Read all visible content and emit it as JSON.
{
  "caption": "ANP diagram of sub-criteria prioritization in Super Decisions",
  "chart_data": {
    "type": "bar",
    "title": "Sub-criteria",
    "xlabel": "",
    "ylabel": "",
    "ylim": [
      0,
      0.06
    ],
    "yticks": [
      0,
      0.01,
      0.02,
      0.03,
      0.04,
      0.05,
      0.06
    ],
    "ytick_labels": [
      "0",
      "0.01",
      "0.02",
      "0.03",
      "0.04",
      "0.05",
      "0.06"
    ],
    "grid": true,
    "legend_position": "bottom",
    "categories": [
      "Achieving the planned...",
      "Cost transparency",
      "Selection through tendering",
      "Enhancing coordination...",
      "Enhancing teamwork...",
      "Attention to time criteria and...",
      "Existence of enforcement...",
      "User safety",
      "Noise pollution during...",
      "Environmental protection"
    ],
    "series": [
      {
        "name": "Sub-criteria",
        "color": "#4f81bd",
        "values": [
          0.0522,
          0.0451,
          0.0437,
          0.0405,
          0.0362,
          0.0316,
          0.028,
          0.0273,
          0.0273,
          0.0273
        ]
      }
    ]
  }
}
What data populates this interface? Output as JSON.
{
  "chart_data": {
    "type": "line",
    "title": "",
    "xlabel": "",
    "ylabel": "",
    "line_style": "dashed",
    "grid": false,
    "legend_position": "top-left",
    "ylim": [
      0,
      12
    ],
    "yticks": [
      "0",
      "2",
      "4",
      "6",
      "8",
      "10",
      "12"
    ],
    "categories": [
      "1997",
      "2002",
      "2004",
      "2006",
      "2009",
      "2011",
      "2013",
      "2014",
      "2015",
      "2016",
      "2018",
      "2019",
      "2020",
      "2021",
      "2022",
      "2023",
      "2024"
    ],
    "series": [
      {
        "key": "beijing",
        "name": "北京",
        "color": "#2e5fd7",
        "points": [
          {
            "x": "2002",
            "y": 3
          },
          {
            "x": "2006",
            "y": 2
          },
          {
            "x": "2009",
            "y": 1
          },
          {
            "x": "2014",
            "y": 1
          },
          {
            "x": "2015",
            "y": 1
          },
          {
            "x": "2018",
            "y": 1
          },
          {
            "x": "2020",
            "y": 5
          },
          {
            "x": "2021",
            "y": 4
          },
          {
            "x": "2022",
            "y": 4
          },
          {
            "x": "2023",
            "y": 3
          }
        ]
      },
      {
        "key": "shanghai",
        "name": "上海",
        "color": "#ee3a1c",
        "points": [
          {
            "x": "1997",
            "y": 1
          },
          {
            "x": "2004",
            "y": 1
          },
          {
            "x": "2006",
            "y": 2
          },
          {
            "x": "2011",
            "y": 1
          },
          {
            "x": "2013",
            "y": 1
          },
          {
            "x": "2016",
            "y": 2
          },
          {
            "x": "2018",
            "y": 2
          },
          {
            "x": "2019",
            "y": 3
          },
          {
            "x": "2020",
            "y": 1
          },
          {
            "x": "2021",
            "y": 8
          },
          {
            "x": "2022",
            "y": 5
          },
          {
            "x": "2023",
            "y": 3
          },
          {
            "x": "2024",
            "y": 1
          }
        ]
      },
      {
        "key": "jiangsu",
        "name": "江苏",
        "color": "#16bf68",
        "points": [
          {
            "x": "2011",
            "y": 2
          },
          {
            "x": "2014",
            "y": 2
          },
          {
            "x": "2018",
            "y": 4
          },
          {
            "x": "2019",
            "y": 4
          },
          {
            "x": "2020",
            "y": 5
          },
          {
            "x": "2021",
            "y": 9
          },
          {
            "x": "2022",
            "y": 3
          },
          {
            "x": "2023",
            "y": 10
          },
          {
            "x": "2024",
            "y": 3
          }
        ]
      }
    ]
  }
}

• [Task goal]
Each record must be returned exactly as it is written.

• [Task answer]
Read all visible content and emit it as JSON.
{
  "caption": "ANP diagram of sub-criteria prioritization in Super Decisions",
  "chart_data": {
    "type": "bar",
    "title": "Sub-criteria",
    "xlabel": "",
    "ylabel": "",
    "ylim": [
      0,
      0.06
    ],
    "yticks": [
      0,
      0.01,
      0.02,
      0.03,
      0.04,
      0.05,
      0.06
    ],
    "ytick_labels": [
      "0",
      "0.01",
      "0.02",
      "0.03",
      "0.04",
      "0.05",
      "0.06"
    ],
    "grid": true,
    "legend_position": "bottom",
    "categories": [
      "Achieving the planned...",
      "Cost transparency",
      "Selection through tendering",
      "Enhancing coordination...",
      "Enhancing teamwork...",
      "Attention to time criteria and...",
      "Existence of enforcement...",
      "User safety",
      "Noise pollution during...",
      "Environmental protection"
    ],
    "series": [
      {
        "name": "Sub-criteria",
        "color": "#4f81bd",
        "values": [
          0.0522,
          0.0451,
          0.0437,
          0.0405,
          0.0362,
          0.0316,
          0.028,
          0.0273,
          0.0273,
          0.0273
        ]
      }
    ]
  }
}
What data populates this interface? Output as JSON.
{
  "chart_data": {
    "type": "line",
    "title": "",
    "xlabel": "",
    "ylabel": "",
    "line_style": "dashed",
    "grid": false,
    "legend_position": "top-left",
    "ylim": [
      0,
      12
    ],
    "yticks": [
      "0",
      "2",
      "4",
      "6",
      "8",
      "10",
      "12"
    ],
    "categories": [
      "1997",
      "2002",
      "2004",
      "2006",
      "2009",
      "2011",
      "2013",
      "2014",
      "2015",
      "2016",
      "2018",
      "2019",
      "2020",
      "2021",
      "2022",
      "2023",
      "2024"
    ],
    "series": [
      {
        "key": "beijing",
        "name": "北京",
        "color": "#2e5fd7",
        "points": [
          {
            "x": "2002",
            "y": 3
          },
          {
            "x": "2006",
            "y": 2
          },
          {
            "x": "2009",
            "y": 1
          },
          {
            "x": "2014",
            "y": 1
          },
          {
            "x": "2015",
            "y": 1
          },
          {
            "x": "2018",
            "y": 1
          },
          {
            "x": "2020",
            "y": 5
          },
          {
            "x": "2021",
            "y": 4
          },
          {
            "x": "2022",
            "y": 4
          },
          {
            "x": "2023",
            "y": 3
          }
        ]
      },
      {
        "key": "shanghai",
        "name": "上海",
        "color": "#ee3a1c",
        "points": [
          {
            "x": "1997",
            "y": 1
          },
          {
            "x": "2004",
            "y": 1
          },
          {
            "x": "2006",
            "y": 2
          },
          {
            "x": "2011",
            "y": 1
          },
          {
            "x": "2013",
            "y": 1
          },
          {
            "x": "2016",
            "y": 2
          },
          {
            "x": "2018",
            "y": 2
          },
          {
            "x": "2019",
            "y": 3
          },
          {
            "x": "2020",
            "y": 1
          },
          {
            "x": "2021",
            "y": 8
          },
          {
            "x": "2022",
            "y": 5
          },
          {
            "x": "2023",
            "y": 3
          },
          {
            "x": "2024",
            "y": 1
          }
        ]
      },
      {
        "key": "jiangsu",
        "name": "江苏",
        "color": "#16bf68",
        "points": [
          {
            "x": "2011",
            "y": 2
          },
          {
            "x": "2014",
            "y": 2
          },
          {
            "x": "2018",
            "y": 4
          },
          {
            "x": "2019",
            "y": 4
          },
          {
            "x": "2020",
            "y": 5
          },
          {
            "x": "2021",
            "y": 9
          },
          {
            "x": "2022",
            "y": 3
          },
          {
            "x": "2023",
            "y": 10
          },
          {
            "x": "2024",
            "y": 3
          }
        ]
      }
    ]
  }
}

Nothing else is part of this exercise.